- **Stated goal**:
Give the lines of the records below as a Markdown table with the columns "Row" and "Entry", leaving out any blank lines. Begin at the line that contains "parent-login-link[interactable]: PARENT —" and stop after the line that contains "login-button[interactable]: Log In".

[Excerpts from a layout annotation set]
## Start

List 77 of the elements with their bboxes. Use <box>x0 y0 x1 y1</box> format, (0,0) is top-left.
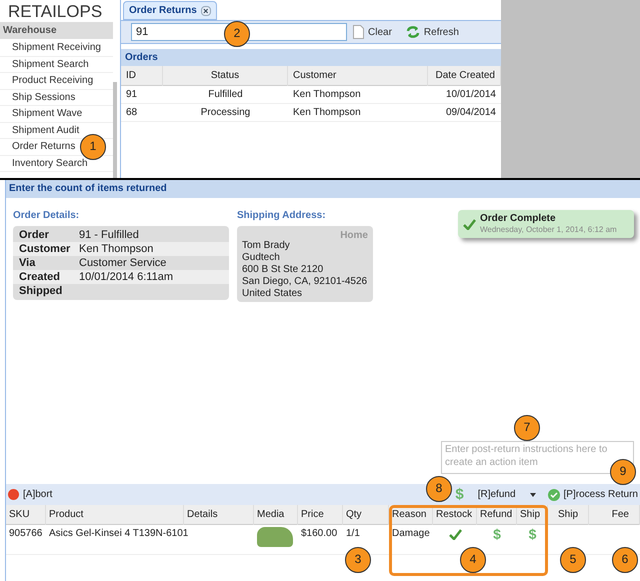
table-cell-text: Fulfilled <box>207 88 244 102</box>
process-return-button[interactable]: [P]rocess Return <box>548 487 638 502</box>
column-header[interactable]: Reason <box>389 505 433 525</box>
clear-button[interactable]: Clear <box>353 24 392 40</box>
table-cell-text: 10/01/2014 <box>444 88 497 102</box>
close-icon[interactable]: × <box>200 6 211 16</box>
column-header[interactable]: ID <box>121 66 163 86</box>
column-header[interactable]: Product <box>46 505 184 525</box>
section-title: Shipping Address: <box>237 209 327 223</box>
tab[interactable]: Order Returns × <box>123 1 217 20</box>
field-value: 91 - Fulfilled <box>79 228 139 242</box>
table-cell: Asics Gel-Kinsei 4 T139N-6101 <box>49 528 188 539</box>
sidebar-item[interactable]: Shipment Receiving <box>0 40 113 56</box>
table-cell-text: 91 <box>125 88 138 102</box>
field-label: Created <box>19 270 61 284</box>
address-tag: Home <box>340 228 368 243</box>
address-line: San Diego, CA, 92101-4526 <box>242 276 368 288</box>
dollar-icon: $ <box>455 486 464 502</box>
callout-marker: 8 <box>426 476 452 502</box>
callout-marker: 9 <box>610 459 636 485</box>
field-label: Shipped <box>19 284 64 298</box>
table-cell-text: Ken Thompson <box>292 106 362 120</box>
address-line: Gudtech <box>242 252 281 264</box>
address-line: 600 B St Ste 2120 <box>242 264 324 276</box>
dollar-icon: $ <box>493 527 501 554</box>
table-cell: Damage <box>392 528 430 539</box>
callout-marker: 7 <box>514 415 540 441</box>
column-header[interactable]: Fee <box>589 505 640 525</box>
grid-title: Orders <box>121 49 501 66</box>
toast-time: Wednesday, October 1, 2014, 6:12 am <box>480 224 617 235</box>
sidebar-item[interactable]: Shipment Wave <box>0 106 113 122</box>
column-header[interactable]: Media <box>254 505 298 525</box>
panel-title: Enter the count of items returned <box>6 180 640 198</box>
dollar-icon: $ <box>528 527 536 554</box>
field-label: Order <box>19 228 50 242</box>
column-header[interactable]: Customer <box>288 66 428 86</box>
column-header[interactable]: Qty <box>343 505 389 525</box>
callout-marker: 1 <box>80 134 106 160</box>
column-header[interactable]: Status <box>163 66 288 86</box>
column-header[interactable]: Price <box>298 505 343 525</box>
column-header[interactable]: Ship <box>517 505 548 525</box>
refresh-icon <box>406 26 420 38</box>
column-header[interactable]: SKU <box>6 505 46 525</box>
field-value: Customer Service <box>79 256 166 270</box>
logo-text: RETAILOPS <box>8 2 102 22</box>
shoe-image-placeholder <box>257 527 293 547</box>
field-value: 10/01/2014 6:11am <box>79 270 173 284</box>
sidebar-header: Warehouse <box>0 22 113 39</box>
sidebar-item[interactable]: Product Receiving <box>0 73 113 90</box>
check-icon <box>463 218 476 230</box>
section-title: Order Details: <box>13 209 80 223</box>
caret-icon <box>530 492 536 496</box>
document-icon <box>353 25 364 39</box>
address-line: Tom Brady <box>242 240 291 252</box>
check-circle-icon <box>548 488 560 500</box>
field-label: Via <box>19 256 36 270</box>
column-header[interactable]: Ship <box>548 505 589 525</box>
field-label: Customer <box>19 242 72 256</box>
column-header[interactable]: Restock <box>433 505 477 525</box>
table-cell-text: 68 <box>125 106 138 120</box>
abort-button[interactable]: [A]bort <box>8 487 52 502</box>
toast-title: Order Complete <box>480 213 557 224</box>
address-line: United States <box>242 288 304 300</box>
field-value: Ken Thompson <box>79 242 154 256</box>
table-cell: 1/1 <box>346 528 360 539</box>
sidebar-item[interactable]: Ship Sessions <box>0 90 113 106</box>
table-cell: 905766 <box>9 528 42 539</box>
table-cell: $160.00 <box>301 528 338 539</box>
sidebar-item[interactable]: Shipment Search <box>0 56 113 73</box>
table-cell-text: 09/04/2014 <box>444 106 497 120</box>
refund-dropdown[interactable]: [R]efund <box>478 487 536 502</box>
stop-icon <box>8 489 19 500</box>
refresh-button[interactable]: Refresh <box>406 24 459 40</box>
column-header[interactable]: Refund <box>477 505 517 525</box>
table-cell-text: Processing <box>200 106 252 120</box>
column-header[interactable]: Details <box>184 505 254 525</box>
table-cell-text: Ken Thompson <box>292 88 362 102</box>
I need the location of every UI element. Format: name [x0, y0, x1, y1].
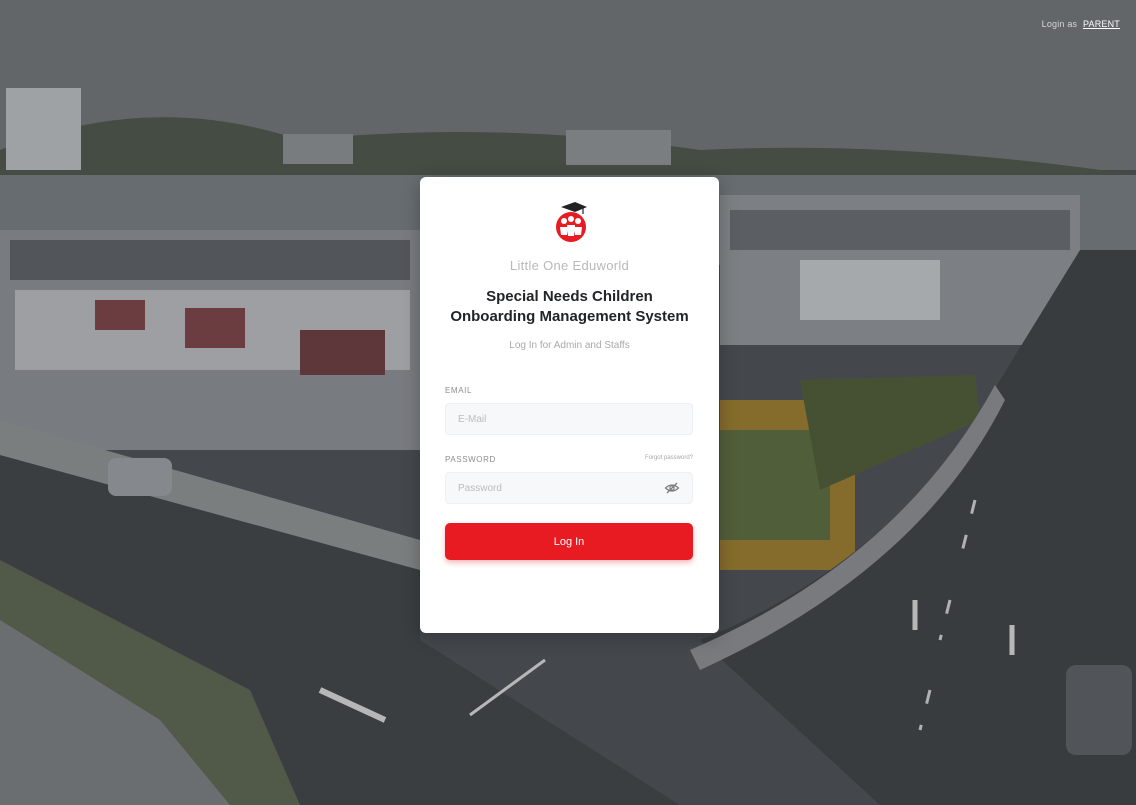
parent-login-link[interactable]: PARENT — [1083, 19, 1120, 29]
login-subtitle: Log In for Admin and Staffs — [509, 340, 630, 351]
brand-name: Little One Eduworld — [509, 258, 630, 273]
login-as-parent: Login as PARENT — [1042, 19, 1120, 29]
email-field[interactable] — [445, 403, 693, 435]
title-line-2: Onboarding Management System — [450, 308, 689, 325]
login-as-prefix: Login as — [1041, 19, 1078, 29]
little-one-logo-icon — [556, 202, 587, 242]
password-field[interactable] — [445, 472, 693, 504]
email-label: EMAIL — [445, 386, 473, 395]
login-button[interactable]: Log In — [445, 523, 693, 560]
eye-off-icon[interactable] — [664, 480, 680, 496]
password-label: PASSWORD — [445, 455, 496, 464]
title-line-1: Special Needs Children — [486, 288, 653, 305]
forgot-password-link[interactable]: Forgot password? — [645, 455, 693, 461]
page-title: Special Needs Children Onboarding Manage… — [420, 287, 719, 327]
login-card: Little One Eduworld Special Needs Childr… — [420, 177, 719, 633]
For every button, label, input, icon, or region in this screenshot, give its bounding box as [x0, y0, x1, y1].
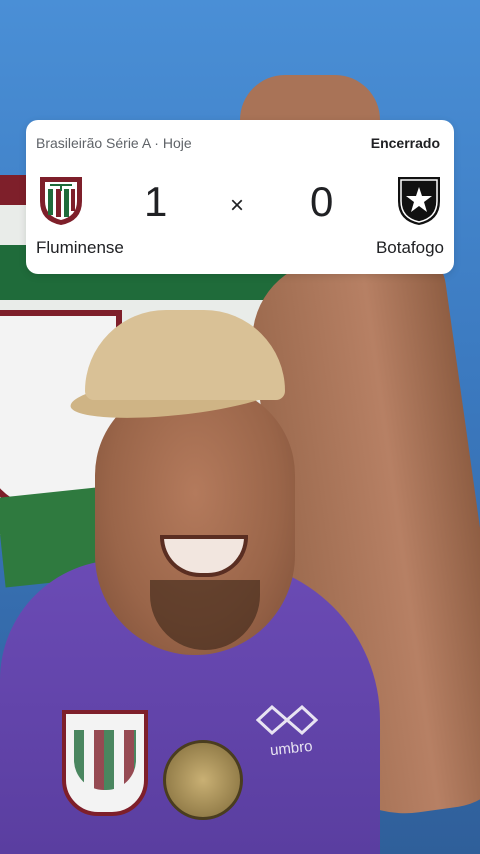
shirt-crest-icon	[62, 710, 148, 816]
home-team-name: Fluminense	[36, 238, 124, 257]
match-score-card[interactable]: Brasileirão Série A · Hoje Encerrado 1 ×…	[26, 120, 454, 274]
fluminense-crest-icon	[40, 177, 82, 225]
away-team-name: Botafogo	[375, 238, 444, 257]
home-score: 1	[144, 178, 168, 225]
botafogo-crest-icon	[398, 177, 440, 225]
libertadores-badge-icon	[163, 740, 243, 820]
match-status: Encerrado	[370, 135, 440, 151]
umbro-logo-icon	[256, 705, 318, 735]
away-score: 0	[310, 178, 334, 225]
league-label: Brasileirão Série A · Hoje	[36, 135, 192, 151]
score-separator: ×	[230, 192, 245, 219]
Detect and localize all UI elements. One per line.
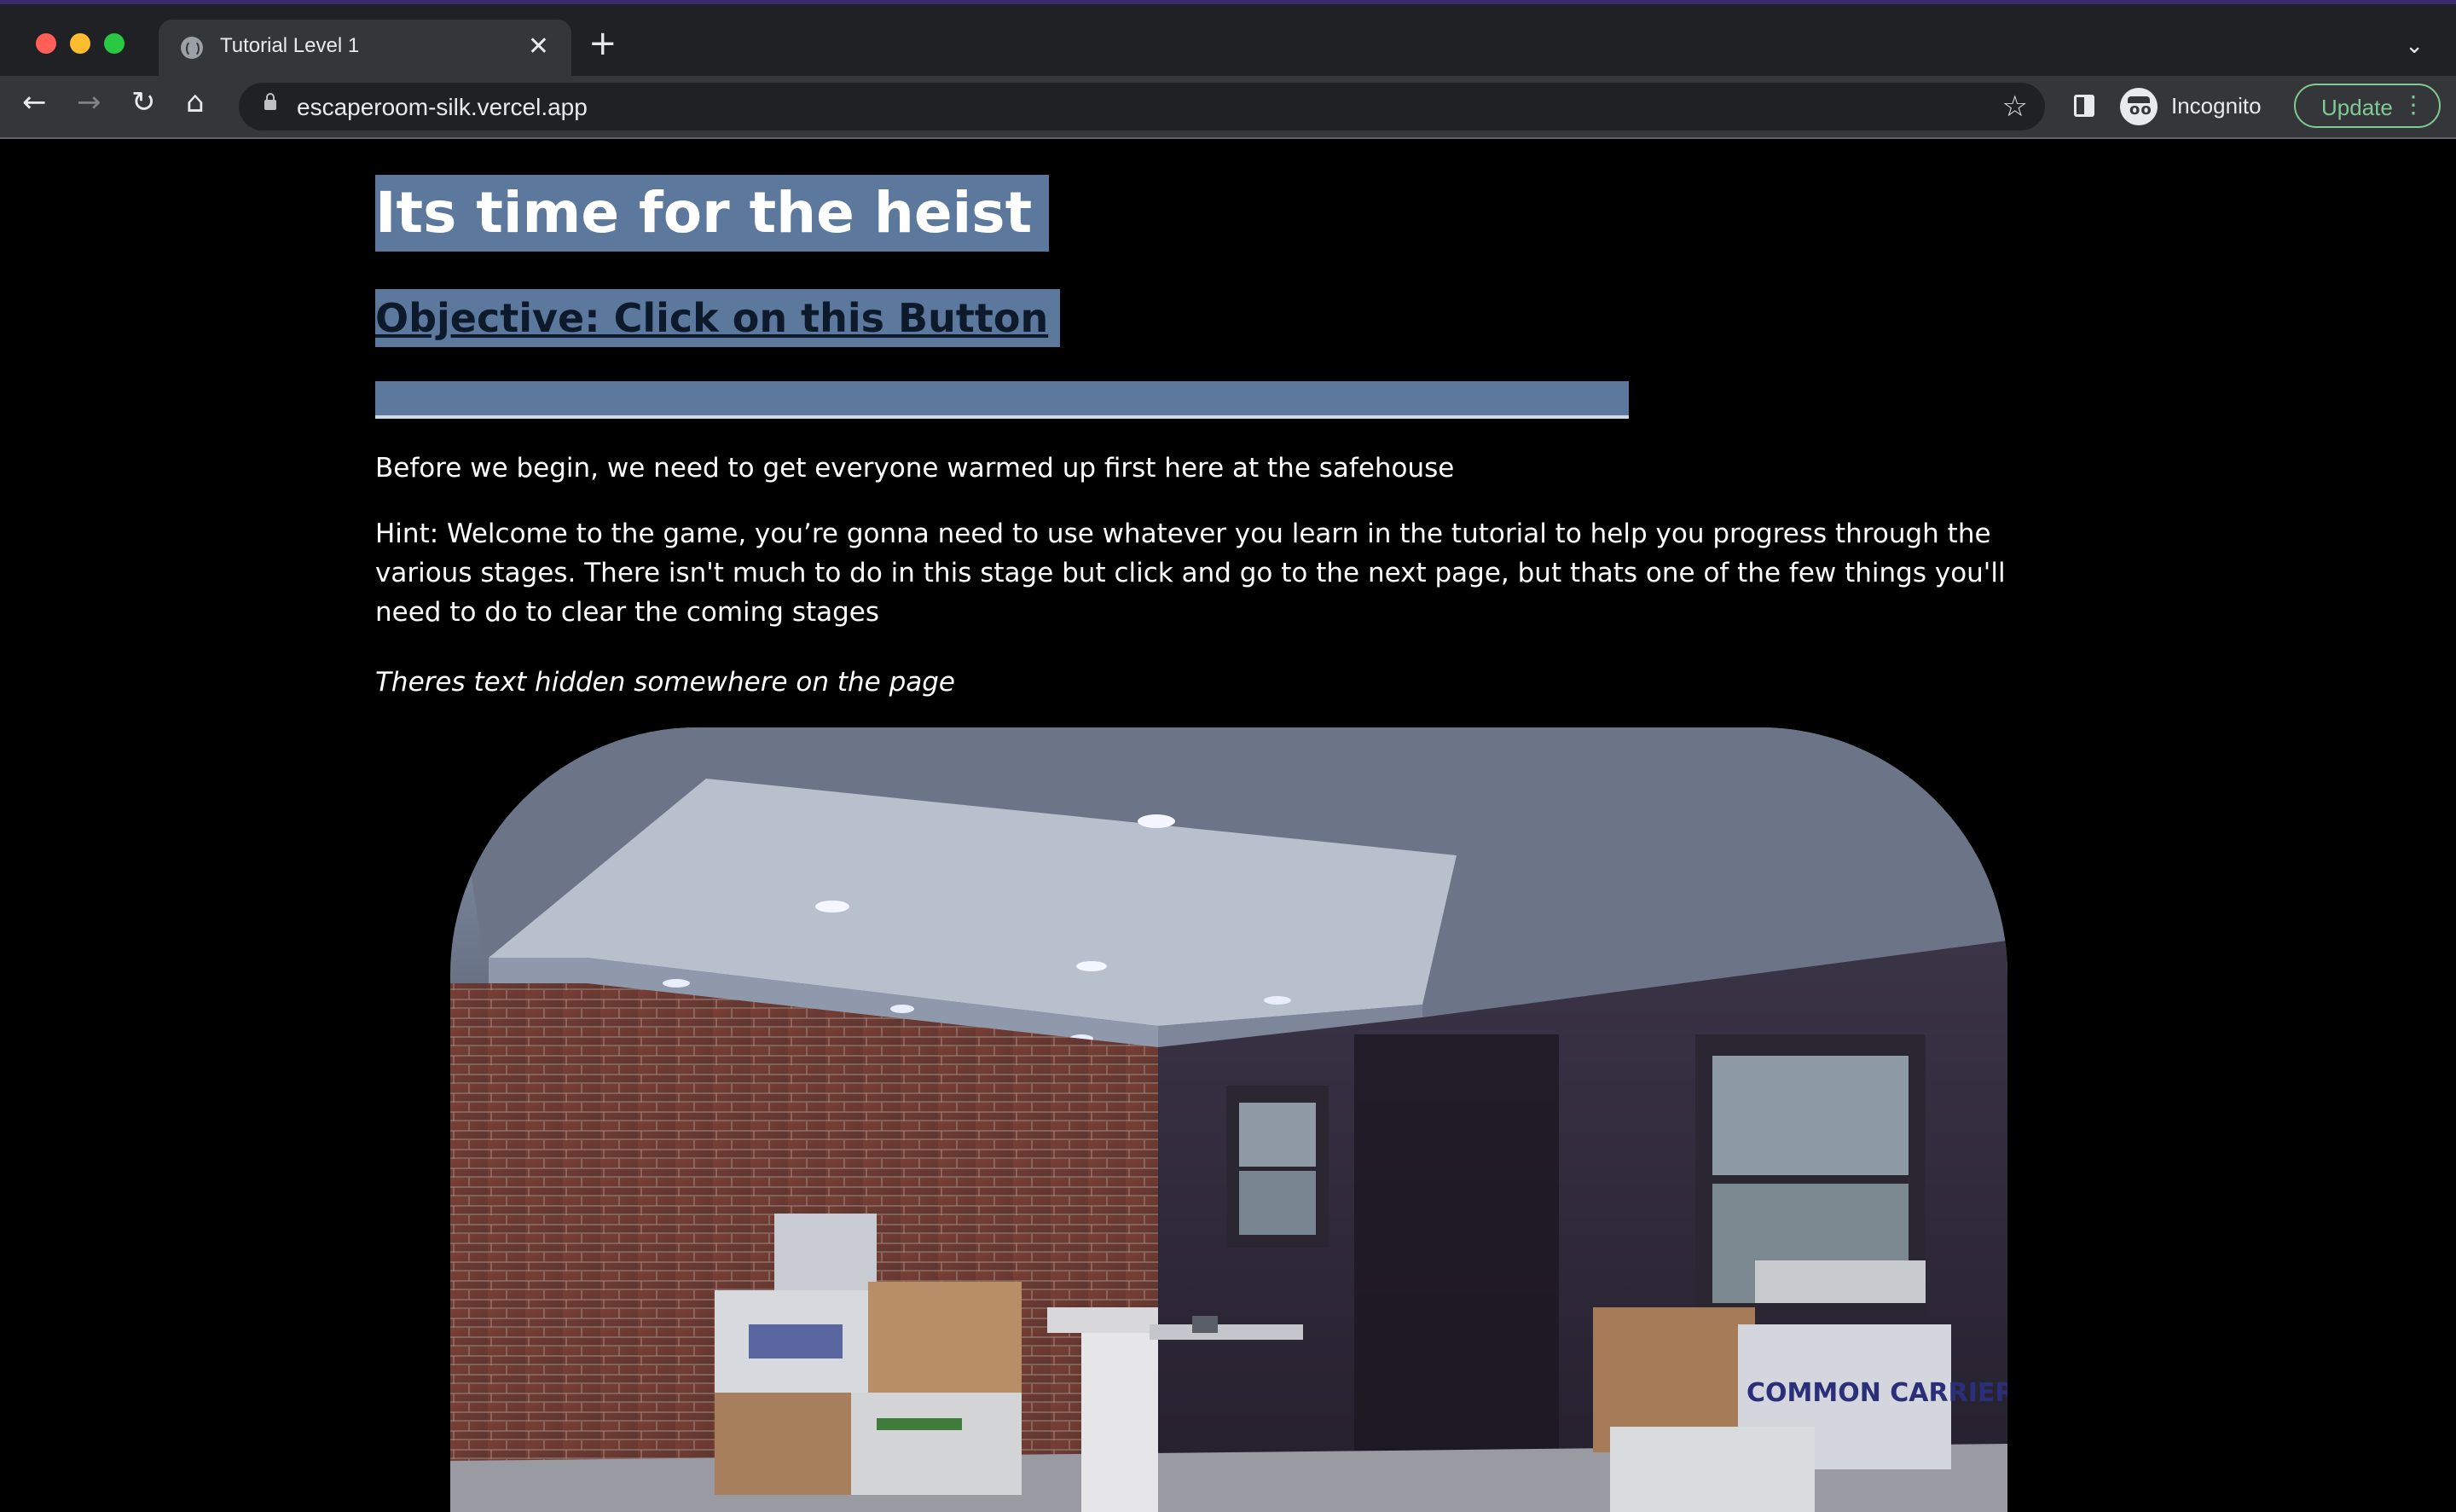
incognito-icon[interactable]	[2120, 88, 2158, 125]
side-panel-icon[interactable]	[2074, 95, 2094, 117]
safehouse-illustration: COMMON CARRIERS COMMON CARRIERS	[450, 727, 2007, 1512]
tab-close-icon[interactable]: ✕	[528, 32, 549, 61]
close-window-button[interactable]	[36, 33, 56, 54]
globe-icon	[181, 37, 203, 59]
update-button[interactable]: Update ⋮	[2294, 84, 2441, 128]
tab-tutorial-level-1[interactable]: Tutorial Level 1 ✕	[159, 20, 571, 76]
lock-icon[interactable]	[264, 93, 276, 110]
minimize-window-button[interactable]	[70, 33, 90, 54]
kebab-menu-icon[interactable]: ⋮	[2401, 90, 2425, 119]
browser-toolbar: ← → ↻ ⌂ escaperoom-silk.vercel.app ☆ Inc…	[0, 76, 2456, 139]
chevron-down-icon[interactable]: ⌄	[2405, 33, 2424, 59]
update-label: Update	[2321, 95, 2393, 120]
forward-arrow-icon[interactable]: →	[77, 88, 101, 117]
hint-text: Hint: Welcome to the game, you’re gonna …	[375, 518, 2006, 628]
intro-text: Before we begin, we need to get everyone…	[375, 453, 1455, 484]
star-icon[interactable]: ☆	[2002, 90, 2028, 124]
page-viewport: Its time for the heist Objective: Click …	[0, 139, 2456, 1512]
highlight-bar	[375, 381, 1629, 419]
url-text[interactable]: escaperoom-silk.vercel.app	[297, 94, 588, 121]
back-arrow-icon[interactable]: ←	[22, 88, 47, 117]
address-bar[interactable]: escaperoom-silk.vercel.app ☆	[239, 83, 2045, 130]
new-tab-button[interactable]: +	[588, 26, 617, 61]
hidden-text-note: Theres text hidden somewhere on the page	[375, 667, 956, 698]
page-title: Its time for the heist	[375, 175, 1050, 252]
profile-label[interactable]: Incognito	[2171, 93, 2262, 119]
objective-button[interactable]: Objective: Click on this Button	[375, 289, 1061, 347]
safehouse-image: COMMON CARRIERS COMMON CARRIERS	[450, 727, 2007, 1512]
tab-strip: Tutorial Level 1 ✕ + ⌄	[0, 4, 2456, 76]
tab-title: Tutorial Level 1	[220, 34, 360, 57]
home-icon[interactable]: ⌂	[186, 88, 205, 117]
reload-icon[interactable]: ↻	[131, 88, 156, 117]
zoom-window-button[interactable]	[104, 33, 125, 54]
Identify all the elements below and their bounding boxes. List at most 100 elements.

## End

- **Answer to the task**:
| Row | Entry |
|---|---|
| 1 | parent-login-link[interactable]: PARENT — [1083, 19, 1120, 29] |
| 2 | login-subtitle: Log In for Admin and Staffs — [509, 340, 630, 351] |
| 3 | brand-name: Little One Eduworld — [509, 258, 630, 273] |
| 4 | login-as-parent: Login as PARENT — [1042, 19, 1120, 29] |
| 5 | email-field[interactable] — [445, 403, 693, 435] |
| 6 | title-line-2: Onboarding Management System — [450, 308, 689, 325] |
| 7 | login-as-prefix: Login as — [1041, 19, 1078, 29] |
| 8 | little-one-logo-icon — [556, 202, 587, 242] |
| 9 | password-field[interactable] — [445, 472, 693, 504] |
| 10 | email-label: EMAIL — [445, 386, 473, 395] |
| 11 | login-button[interactable]: Log In — [445, 523, 693, 560] |